Say how many lines in the records include the string "this", adding no other words.

>> start Records supplied

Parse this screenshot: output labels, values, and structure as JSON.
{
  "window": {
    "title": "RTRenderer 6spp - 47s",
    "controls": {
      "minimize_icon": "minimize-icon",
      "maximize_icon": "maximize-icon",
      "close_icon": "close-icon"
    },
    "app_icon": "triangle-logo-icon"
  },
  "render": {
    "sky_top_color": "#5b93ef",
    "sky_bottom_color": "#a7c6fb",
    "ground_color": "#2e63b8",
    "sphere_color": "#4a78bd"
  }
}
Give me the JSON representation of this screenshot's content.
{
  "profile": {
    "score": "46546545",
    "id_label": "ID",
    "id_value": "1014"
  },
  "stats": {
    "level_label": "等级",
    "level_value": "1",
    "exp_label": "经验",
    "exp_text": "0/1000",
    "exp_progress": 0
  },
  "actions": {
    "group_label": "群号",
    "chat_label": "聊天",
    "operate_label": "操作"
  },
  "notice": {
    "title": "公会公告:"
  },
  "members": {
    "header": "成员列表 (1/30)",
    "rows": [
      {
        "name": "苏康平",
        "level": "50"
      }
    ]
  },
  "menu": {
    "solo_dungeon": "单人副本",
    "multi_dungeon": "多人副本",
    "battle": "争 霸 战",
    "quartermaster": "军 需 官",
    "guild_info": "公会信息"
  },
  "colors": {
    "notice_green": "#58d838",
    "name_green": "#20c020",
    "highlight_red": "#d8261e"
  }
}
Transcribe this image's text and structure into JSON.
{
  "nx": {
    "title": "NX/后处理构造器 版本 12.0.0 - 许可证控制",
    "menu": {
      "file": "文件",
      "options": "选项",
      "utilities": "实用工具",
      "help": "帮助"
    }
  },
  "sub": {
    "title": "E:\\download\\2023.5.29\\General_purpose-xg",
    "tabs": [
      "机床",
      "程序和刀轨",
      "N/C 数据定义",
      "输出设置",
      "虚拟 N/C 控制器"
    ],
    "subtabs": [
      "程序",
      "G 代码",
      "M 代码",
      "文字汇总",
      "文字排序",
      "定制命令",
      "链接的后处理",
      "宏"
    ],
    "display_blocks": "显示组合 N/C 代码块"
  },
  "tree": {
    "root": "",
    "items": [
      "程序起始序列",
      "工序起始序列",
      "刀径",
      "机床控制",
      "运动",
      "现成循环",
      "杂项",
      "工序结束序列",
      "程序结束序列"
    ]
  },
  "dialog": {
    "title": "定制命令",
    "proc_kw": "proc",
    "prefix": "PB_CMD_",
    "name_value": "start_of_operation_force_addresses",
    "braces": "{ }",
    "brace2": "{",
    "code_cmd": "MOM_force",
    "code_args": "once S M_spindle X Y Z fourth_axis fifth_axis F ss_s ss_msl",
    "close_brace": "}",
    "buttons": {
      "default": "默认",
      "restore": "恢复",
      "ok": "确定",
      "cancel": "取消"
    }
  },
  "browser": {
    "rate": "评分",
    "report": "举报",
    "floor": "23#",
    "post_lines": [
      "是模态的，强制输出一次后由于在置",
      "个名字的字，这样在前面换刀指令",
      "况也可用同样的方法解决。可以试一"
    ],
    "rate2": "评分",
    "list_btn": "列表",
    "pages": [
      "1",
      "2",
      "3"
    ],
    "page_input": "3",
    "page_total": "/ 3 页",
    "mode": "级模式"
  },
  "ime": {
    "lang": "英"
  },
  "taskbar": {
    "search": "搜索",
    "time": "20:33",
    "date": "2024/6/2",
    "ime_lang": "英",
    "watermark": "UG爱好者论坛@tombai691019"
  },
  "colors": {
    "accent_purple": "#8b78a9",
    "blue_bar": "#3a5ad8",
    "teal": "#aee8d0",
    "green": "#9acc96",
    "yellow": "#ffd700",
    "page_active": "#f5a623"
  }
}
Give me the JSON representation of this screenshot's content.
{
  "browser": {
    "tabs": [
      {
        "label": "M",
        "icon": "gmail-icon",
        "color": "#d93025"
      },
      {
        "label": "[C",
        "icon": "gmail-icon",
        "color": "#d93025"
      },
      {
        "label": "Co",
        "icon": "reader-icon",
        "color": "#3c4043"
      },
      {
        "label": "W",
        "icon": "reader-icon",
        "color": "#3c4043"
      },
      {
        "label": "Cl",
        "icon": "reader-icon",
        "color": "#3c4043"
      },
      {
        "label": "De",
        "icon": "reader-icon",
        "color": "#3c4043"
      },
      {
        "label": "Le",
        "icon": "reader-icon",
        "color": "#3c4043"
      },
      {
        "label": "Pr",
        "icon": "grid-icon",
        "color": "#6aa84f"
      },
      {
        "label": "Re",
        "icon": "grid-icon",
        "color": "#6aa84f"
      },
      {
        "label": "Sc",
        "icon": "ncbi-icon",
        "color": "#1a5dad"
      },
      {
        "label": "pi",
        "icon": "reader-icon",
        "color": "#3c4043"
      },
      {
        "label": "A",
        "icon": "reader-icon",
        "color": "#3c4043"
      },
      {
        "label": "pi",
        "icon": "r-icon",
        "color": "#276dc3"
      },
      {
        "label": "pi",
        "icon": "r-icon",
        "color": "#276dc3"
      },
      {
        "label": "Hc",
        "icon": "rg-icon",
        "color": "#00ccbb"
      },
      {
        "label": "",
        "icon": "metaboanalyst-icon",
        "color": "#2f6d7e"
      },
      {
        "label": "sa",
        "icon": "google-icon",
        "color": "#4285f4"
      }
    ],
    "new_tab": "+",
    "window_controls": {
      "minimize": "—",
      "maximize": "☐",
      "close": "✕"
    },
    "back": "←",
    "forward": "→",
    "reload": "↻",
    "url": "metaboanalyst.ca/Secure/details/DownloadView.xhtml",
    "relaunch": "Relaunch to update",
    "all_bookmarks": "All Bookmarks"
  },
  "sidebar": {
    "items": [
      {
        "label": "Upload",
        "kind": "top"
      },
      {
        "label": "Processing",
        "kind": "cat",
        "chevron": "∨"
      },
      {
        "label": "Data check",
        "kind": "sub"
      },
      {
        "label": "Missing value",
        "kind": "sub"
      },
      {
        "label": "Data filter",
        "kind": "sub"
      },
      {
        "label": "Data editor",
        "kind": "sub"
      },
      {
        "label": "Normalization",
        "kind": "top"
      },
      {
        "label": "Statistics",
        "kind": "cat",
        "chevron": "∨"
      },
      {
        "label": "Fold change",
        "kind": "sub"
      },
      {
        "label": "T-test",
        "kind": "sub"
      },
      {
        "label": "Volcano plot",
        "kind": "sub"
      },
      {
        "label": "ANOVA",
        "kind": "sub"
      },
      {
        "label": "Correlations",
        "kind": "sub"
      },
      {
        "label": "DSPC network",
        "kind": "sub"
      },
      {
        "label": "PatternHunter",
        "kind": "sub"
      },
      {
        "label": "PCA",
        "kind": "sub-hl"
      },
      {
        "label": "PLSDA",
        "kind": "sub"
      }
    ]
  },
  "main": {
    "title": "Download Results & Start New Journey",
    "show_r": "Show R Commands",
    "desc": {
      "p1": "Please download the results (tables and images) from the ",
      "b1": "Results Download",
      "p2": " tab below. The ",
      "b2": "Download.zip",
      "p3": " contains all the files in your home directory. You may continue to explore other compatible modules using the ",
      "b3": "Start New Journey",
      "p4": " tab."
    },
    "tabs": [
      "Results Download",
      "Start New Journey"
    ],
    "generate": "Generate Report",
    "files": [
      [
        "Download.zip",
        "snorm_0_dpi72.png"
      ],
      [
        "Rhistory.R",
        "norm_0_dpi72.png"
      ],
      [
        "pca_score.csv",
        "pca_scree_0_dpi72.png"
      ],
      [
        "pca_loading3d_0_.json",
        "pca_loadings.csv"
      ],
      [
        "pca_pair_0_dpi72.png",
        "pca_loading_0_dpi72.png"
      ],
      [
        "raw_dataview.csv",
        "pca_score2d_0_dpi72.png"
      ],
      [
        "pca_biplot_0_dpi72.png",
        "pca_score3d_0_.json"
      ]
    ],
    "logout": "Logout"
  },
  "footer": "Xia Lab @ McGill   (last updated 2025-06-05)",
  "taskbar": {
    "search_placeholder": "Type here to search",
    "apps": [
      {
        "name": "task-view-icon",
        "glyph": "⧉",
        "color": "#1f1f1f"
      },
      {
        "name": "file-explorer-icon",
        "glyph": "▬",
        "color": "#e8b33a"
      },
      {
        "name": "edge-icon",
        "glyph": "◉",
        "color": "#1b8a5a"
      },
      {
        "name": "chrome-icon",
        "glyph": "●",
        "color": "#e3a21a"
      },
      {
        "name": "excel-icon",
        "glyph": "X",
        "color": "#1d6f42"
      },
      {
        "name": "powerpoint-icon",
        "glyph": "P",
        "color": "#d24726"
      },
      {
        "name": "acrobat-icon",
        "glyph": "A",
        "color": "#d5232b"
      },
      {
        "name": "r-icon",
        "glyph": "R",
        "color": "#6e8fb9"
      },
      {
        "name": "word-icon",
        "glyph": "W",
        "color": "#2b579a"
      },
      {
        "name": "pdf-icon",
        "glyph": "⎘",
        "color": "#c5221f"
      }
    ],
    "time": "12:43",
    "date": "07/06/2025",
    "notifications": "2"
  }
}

>> end Records supplied

• [Finished task] 4